The listing below must be repeated word for word, with its images excluded.
— START OF Input for this task —
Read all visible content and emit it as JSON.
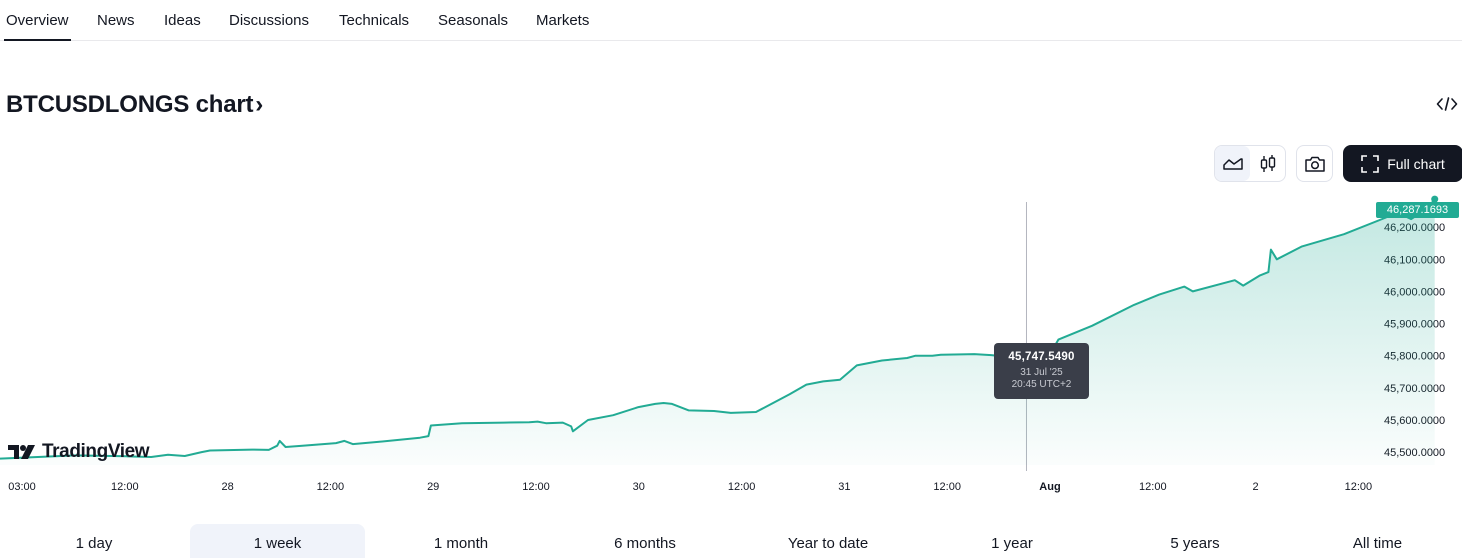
{
  "tabs": [
    {
      "label": "Overview",
      "active": true
    },
    {
      "label": "News"
    },
    {
      "label": "Ideas"
    },
    {
      "label": "Discussions"
    },
    {
      "label": "Technicals"
    },
    {
      "label": "Seasonals"
    },
    {
      "label": "Markets"
    }
  ],
  "chart_title": "BTCUSDLONGS chart",
  "chevron": "›",
  "toolbar": {
    "icons": [
      "line-chart-icon",
      "candles-icon",
      "camera-icon",
      "fullscreen-icon",
      "embed-code-icon"
    ],
    "full_chart_label": "Full chart"
  },
  "tooltip": {
    "price": "45,747.5490",
    "date": "31 Jul '25",
    "time": "20:45 UTC+2"
  },
  "last_price_label": "46,287.1693",
  "logo_text": "TradingView",
  "ranges": [
    {
      "label": "1 day"
    },
    {
      "label": "1 week",
      "active": true
    },
    {
      "label": "1 month"
    },
    {
      "label": "6 months"
    },
    {
      "label": "Year to date"
    },
    {
      "label": "1 year"
    },
    {
      "label": "5 years"
    },
    {
      "label": "All time"
    }
  ],
  "colors": {
    "line": "#22ab94",
    "accent_dark": "#131722",
    "tooltip_bg": "#3a3e49"
  },
  "chart_data": {
    "type": "area",
    "x_ticks": [
      "03:00",
      "12:00",
      "28",
      "12:00",
      "29",
      "12:00",
      "30",
      "12:00",
      "31",
      "12:00",
      "Aug",
      "12:00",
      "2",
      "12:00"
    ],
    "x_tick_bold": "Aug",
    "y_ticks": [
      "46,200.0000",
      "46,100.0000",
      "46,000.0000",
      "45,900.0000",
      "45,800.0000",
      "45,700.0000",
      "45,600.0000",
      "45,500.0000"
    ],
    "ylim": [
      45460,
      46300
    ],
    "x_range": [
      0,
      162
    ],
    "crosshair_x": 122.2,
    "tooltip_point": {
      "x": 122.2,
      "y": 45747.549
    },
    "last_point": {
      "x": 170.8,
      "y": 46287.1693
    },
    "series": [
      {
        "x": [
          0,
          9,
          15,
          18,
          20,
          22,
          24,
          25,
          30,
          32,
          33,
          33.3,
          34,
          36,
          40,
          41,
          42,
          45,
          50,
          51,
          51.3,
          55,
          60,
          63,
          64,
          65,
          67,
          68,
          68.2,
          70,
          73,
          76,
          78,
          79,
          80,
          82,
          85,
          87,
          90,
          94,
          96,
          98,
          100,
          102,
          105,
          108,
          109,
          111,
          112,
          116,
          118,
          119,
          121,
          122.2,
          124,
          126,
          130,
          135,
          138,
          141,
          142,
          147,
          148,
          150,
          151,
          151.3,
          152,
          155,
          160,
          165,
          166,
          168,
          170,
          170.8
        ],
        "y": [
          45480,
          45490,
          45487,
          45485,
          45492,
          45488,
          45500,
          45505,
          45508,
          45507,
          45520,
          45535,
          45516,
          45520,
          45528,
          45535,
          45525,
          45532,
          45545,
          45550,
          45583,
          45590,
          45592,
          45593,
          45595,
          45590,
          45592,
          45580,
          45565,
          45600,
          45615,
          45640,
          45650,
          45653,
          45650,
          45630,
          45628,
          45622,
          45625,
          45680,
          45710,
          45720,
          45725,
          45770,
          45785,
          45793,
          45800,
          45800,
          45803,
          45805,
          45802,
          45799,
          45780,
          45747.549,
          45760,
          45850,
          45893,
          45958,
          45990,
          46015,
          46000,
          46035,
          46018,
          46050,
          46060,
          46130,
          46100,
          46140,
          46178,
          46230,
          46250,
          46225,
          46260,
          46287.1693
        ]
      }
    ]
  }
}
— END OF Input for this task —
* [Result of the task]:
Read all visible content and emit it as JSON.
{
  "tabs": [
    {
      "label": "Overview",
      "active": true
    },
    {
      "label": "News"
    },
    {
      "label": "Ideas"
    },
    {
      "label": "Discussions"
    },
    {
      "label": "Technicals"
    },
    {
      "label": "Seasonals"
    },
    {
      "label": "Markets"
    }
  ],
  "chart_title": "BTCUSDLONGS chart",
  "chevron": "›",
  "toolbar": {
    "icons": [
      "line-chart-icon",
      "candles-icon",
      "camera-icon",
      "fullscreen-icon",
      "embed-code-icon"
    ],
    "full_chart_label": "Full chart"
  },
  "tooltip": {
    "price": "45,747.5490",
    "date": "31 Jul '25",
    "time": "20:45 UTC+2"
  },
  "last_price_label": "46,287.1693",
  "logo_text": "TradingView",
  "ranges": [
    {
      "label": "1 day"
    },
    {
      "label": "1 week",
      "active": true
    },
    {
      "label": "1 month"
    },
    {
      "label": "6 months"
    },
    {
      "label": "Year to date"
    },
    {
      "label": "1 year"
    },
    {
      "label": "5 years"
    },
    {
      "label": "All time"
    }
  ],
  "colors": {
    "line": "#22ab94",
    "accent_dark": "#131722",
    "tooltip_bg": "#3a3e49"
  },
  "chart_data": {
    "type": "area",
    "x_ticks": [
      "03:00",
      "12:00",
      "28",
      "12:00",
      "29",
      "12:00",
      "30",
      "12:00",
      "31",
      "12:00",
      "Aug",
      "12:00",
      "2",
      "12:00"
    ],
    "x_tick_bold": "Aug",
    "y_ticks": [
      "46,200.0000",
      "46,100.0000",
      "46,000.0000",
      "45,900.0000",
      "45,800.0000",
      "45,700.0000",
      "45,600.0000",
      "45,500.0000"
    ],
    "ylim": [
      45460,
      46300
    ],
    "x_range": [
      0,
      162
    ],
    "crosshair_x": 122.2,
    "tooltip_point": {
      "x": 122.2,
      "y": 45747.549
    },
    "last_point": {
      "x": 170.8,
      "y": 46287.1693
    },
    "series": [
      {
        "x": [
          0,
          9,
          15,
          18,
          20,
          22,
          24,
          25,
          30,
          32,
          33,
          33.3,
          34,
          36,
          40,
          41,
          42,
          45,
          50,
          51,
          51.3,
          55,
          60,
          63,
          64,
          65,
          67,
          68,
          68.2,
          70,
          73,
          76,
          78,
          79,
          80,
          82,
          85,
          87,
          90,
          94,
          96,
          98,
          100,
          102,
          105,
          108,
          109,
          111,
          112,
          116,
          118,
          119,
          121,
          122.2,
          124,
          126,
          130,
          135,
          138,
          141,
          142,
          147,
          148,
          150,
          151,
          151.3,
          152,
          155,
          160,
          165,
          166,
          168,
          170,
          170.8
        ],
        "y": [
          45480,
          45490,
          45487,
          45485,
          45492,
          45488,
          45500,
          45505,
          45508,
          45507,
          45520,
          45535,
          45516,
          45520,
          45528,
          45535,
          45525,
          45532,
          45545,
          45550,
          45583,
          45590,
          45592,
          45593,
          45595,
          45590,
          45592,
          45580,
          45565,
          45600,
          45615,
          45640,
          45650,
          45653,
          45650,
          45630,
          45628,
          45622,
          45625,
          45680,
          45710,
          45720,
          45725,
          45770,
          45785,
          45793,
          45800,
          45800,
          45803,
          45805,
          45802,
          45799,
          45780,
          45747.549,
          45760,
          45850,
          45893,
          45958,
          45990,
          46015,
          46000,
          46035,
          46018,
          46050,
          46060,
          46130,
          46100,
          46140,
          46178,
          46230,
          46250,
          46225,
          46260,
          46287.1693
        ]
      }
    ]
  }
}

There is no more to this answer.